> _Work required_: All records must be quoted exactly. Omit the pictures.

___

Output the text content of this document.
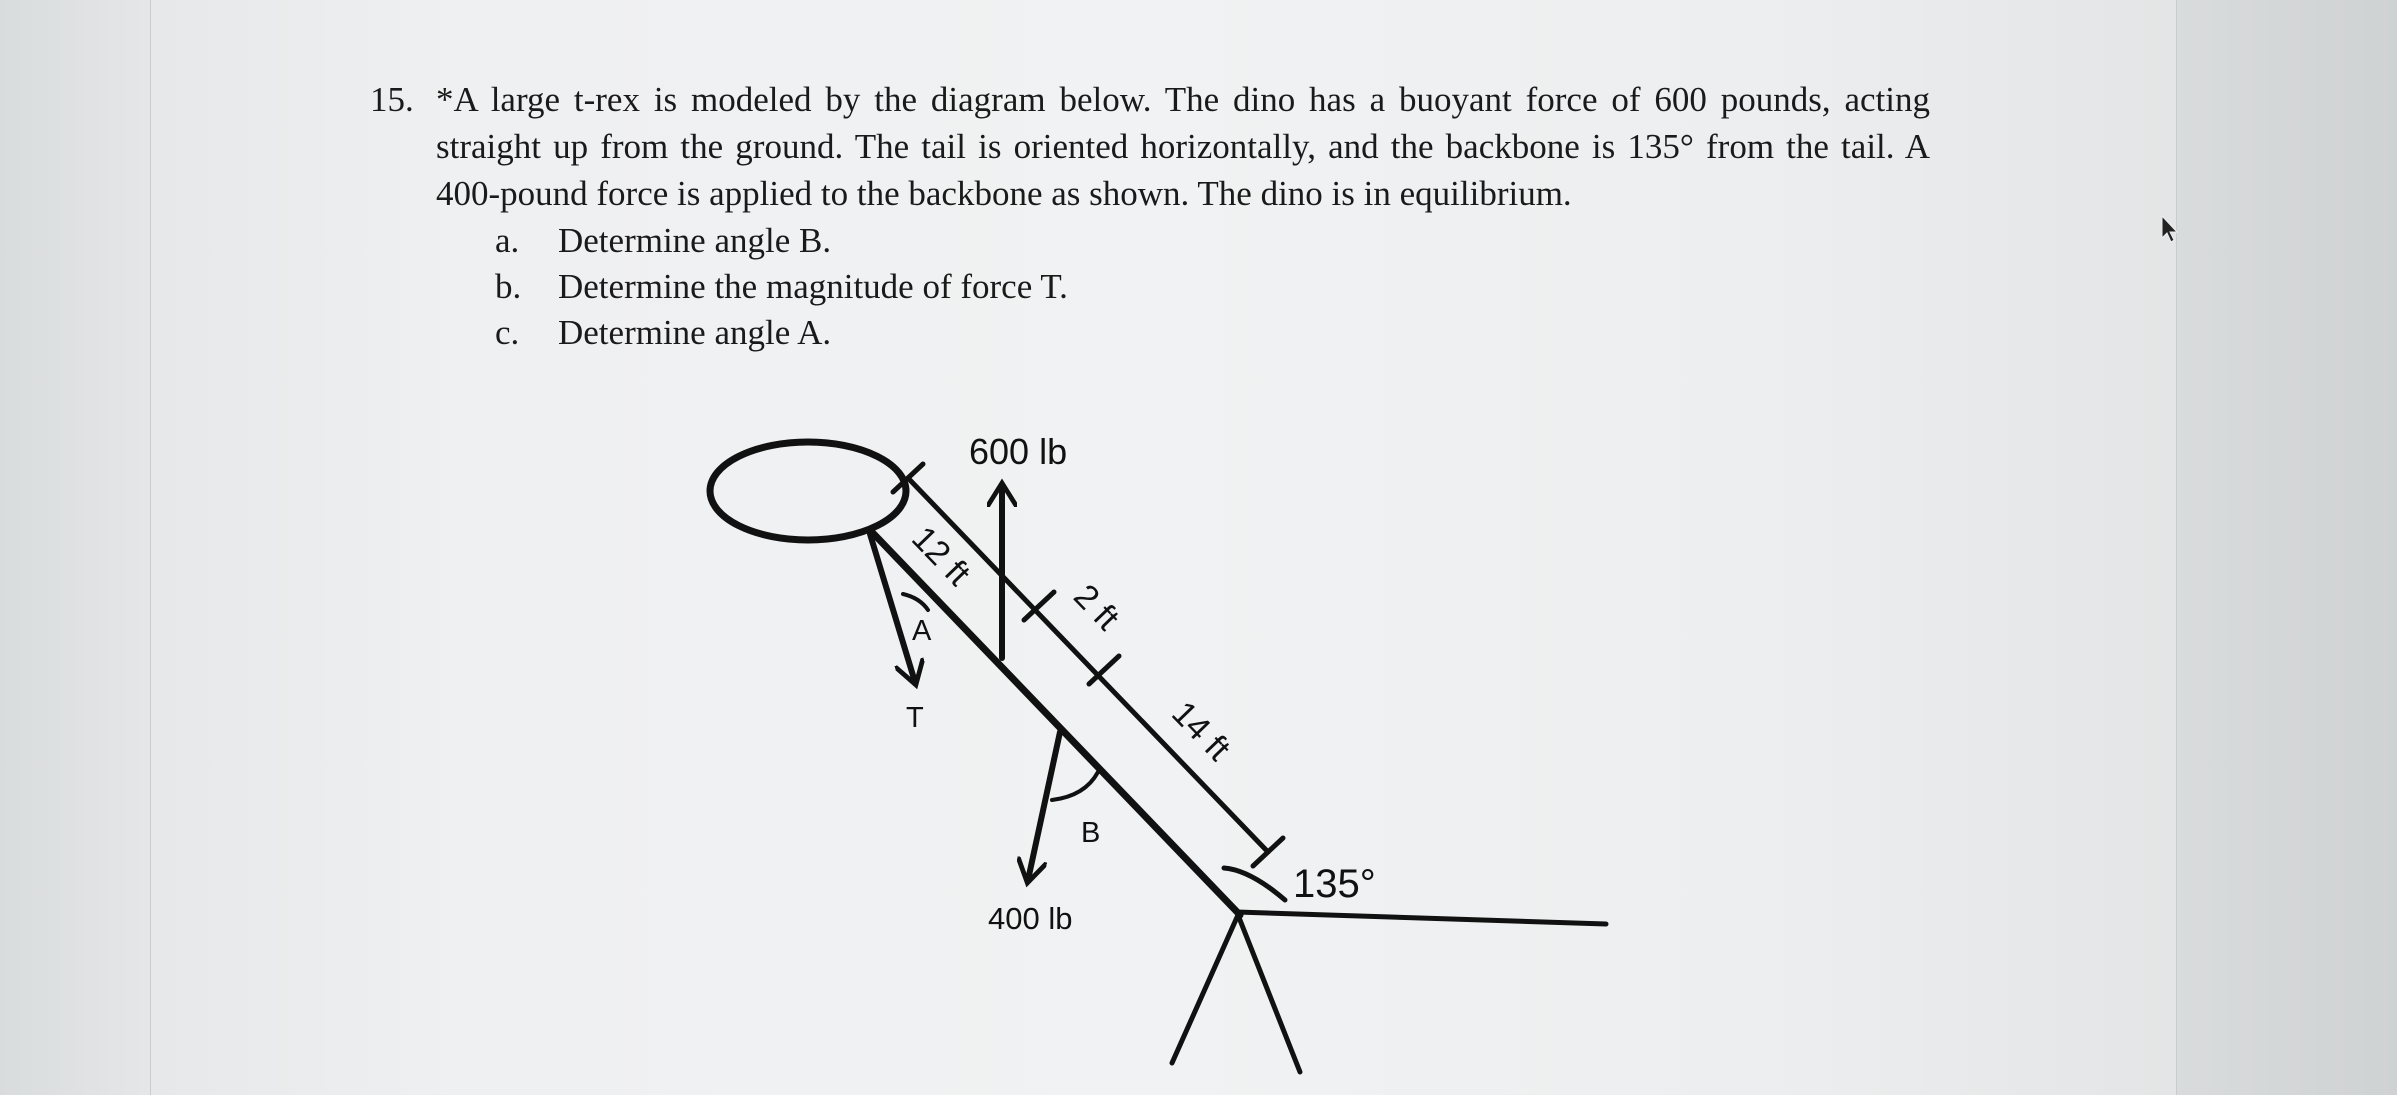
15. *A large t-rex is modeled by the diagram below. The dino has a buoyant force of 600 pounds, acting straight up from the ground. The tail is oriented horizontally, and the backbone is 135° from the tail. A 400-pound force is applied to the backbone as shown. The dino is in equilibrium.
a. Determine angle B.
b. Determine the magnitude of force T.
c. Determine angle A.
600 lb
400 lb
135°
A
B
T
12 ft
2 ft
14 ft
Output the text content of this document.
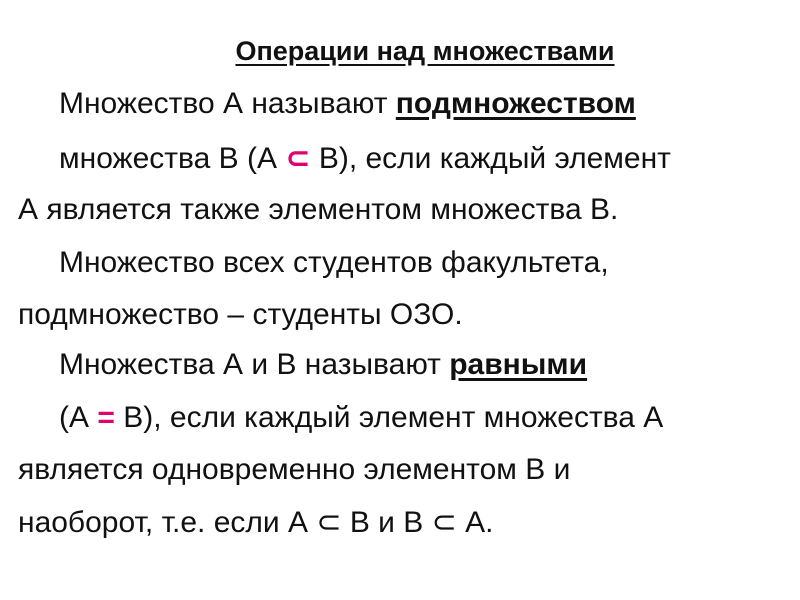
Операции над множествами
Множество А называют подмножеством
множества В (А ⊂ В), если каждый элемент
А является также элементом множества В.
Множество всех студентов факультета,
подмножество – студенты ОЗО.
Множества А и В называют равными
(А = В), если каждый элемент множества А
является одновременно элементом В и
наоборот, т.е. если А ⊂ В и В ⊂ А.
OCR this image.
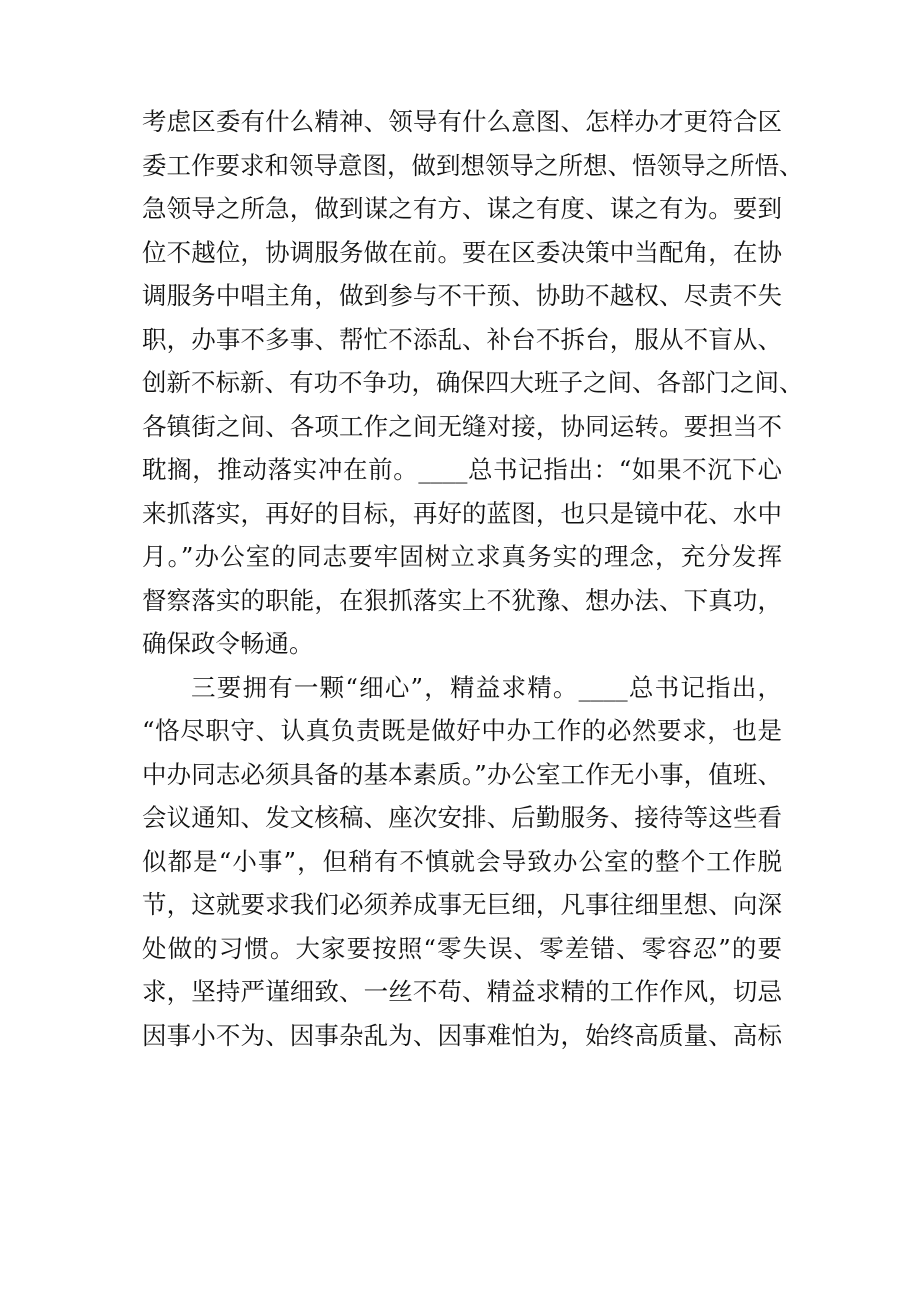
考虑区委有什么精神、领导有什么意图、怎样办才更符合区
委工作要求和领导意图，做到想领导之所想、悟领导之所悟、
急领导之所急，做到谋之有方、谋之有度、谋之有为。要到
位不越位，协调服务做在前。要在区委决策中当配角，在协
调服务中唱主角，做到参与不干预、协助不越权、尽责不失
职，办事不多事、帮忙不添乱、补台不拆台，服从不盲从、
创新不标新、有功不争功，确保四大班子之间、各部门之间、
各镇街之间、各项工作之间无缝对接，协同运转。要担当不
耽搁，推动落实冲在前。____总书记指出：“如果不沉下心
来抓落实，再好的目标，再好的蓝图，也只是镜中花、水中
月。”办公室的同志要牢固树立求真务实的理念，充分发挥
督察落实的职能，在狠抓落实上不犹豫、想办法、下真功，
确保政令畅通。
三要拥有一颗“细心”，精益求精。____总书记指出，
“恪尽职守、认真负责既是做好中办工作的必然要求，也是
中办同志必须具备的基本素质。”办公室工作无小事，值班、
会议通知、发文核稿、座次安排、后勤服务、接待等这些看
似都是“小事”，但稍有不慎就会导致办公室的整个工作脱
节，这就要求我们必须养成事无巨细，凡事往细里想、向深
处做的习惯。大家要按照“零失误、零差错、零容忍”的要
求，坚持严谨细致、一丝不苟、精益求精的工作作风，切忌
因事小不为、因事杂乱为、因事难怕为，始终高质量、高标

___

> _Expected answer_:
Output the text content of this document.
15. *A large t-rex is modeled by the diagram below. The dino has a buoyant force of 600 pounds, acting straight up from the ground. The tail is oriented horizontally, and the backbone is 135° from the tail. A 400-pound force is applied to the backbone as shown. The dino is in equilibrium.
a. Determine angle B.
b. Determine the magnitude of force T.
c. Determine angle A.
600 lb
400 lb
135°
A
B
T
12 ft
2 ft
14 ft
Output the text content of this document.
Операции над множествами
Множество А называют подмножеством
множества В (А ⊂ В), если каждый элемент
А является также элементом множества В.
Множество всех студентов факультета,
подмножество – студенты ОЗО.
Множества А и В называют равными
(А = В), если каждый элемент множества А
является одновременно элементом В и
наоборот, т.е. если А ⊂ В и В ⊂ А.
OCR this image.
考虑区委有什么精神、领导有什么意图、怎样办才更符合区
委工作要求和领导意图，做到想领导之所想、悟领导之所悟、
急领导之所急，做到谋之有方、谋之有度、谋之有为。要到
位不越位，协调服务做在前。要在区委决策中当配角，在协
调服务中唱主角，做到参与不干预、协助不越权、尽责不失
职，办事不多事、帮忙不添乱、补台不拆台，服从不盲从、
创新不标新、有功不争功，确保四大班子之间、各部门之间、
各镇街之间、各项工作之间无缝对接，协同运转。要担当不
耽搁，推动落实冲在前。____总书记指出：“如果不沉下心
来抓落实，再好的目标，再好的蓝图，也只是镜中花、水中
月。”办公室的同志要牢固树立求真务实的理念，充分发挥
督察落实的职能，在狠抓落实上不犹豫、想办法、下真功，
确保政令畅通。
三要拥有一颗“细心”，精益求精。____总书记指出，
“恪尽职守、认真负责既是做好中办工作的必然要求，也是
中办同志必须具备的基本素质。”办公室工作无小事，值班、
会议通知、发文核稿、座次安排、后勤服务、接待等这些看
似都是“小事”，但稍有不慎就会导致办公室的整个工作脱
节，这就要求我们必须养成事无巨细，凡事往细里想、向深
处做的习惯。大家要按照“零失误、零差错、零容忍”的要
求，坚持严谨细致、一丝不苟、精益求精的工作作风，切忌
因事小不为、因事杂乱为、因事难怕为，始终高质量、高标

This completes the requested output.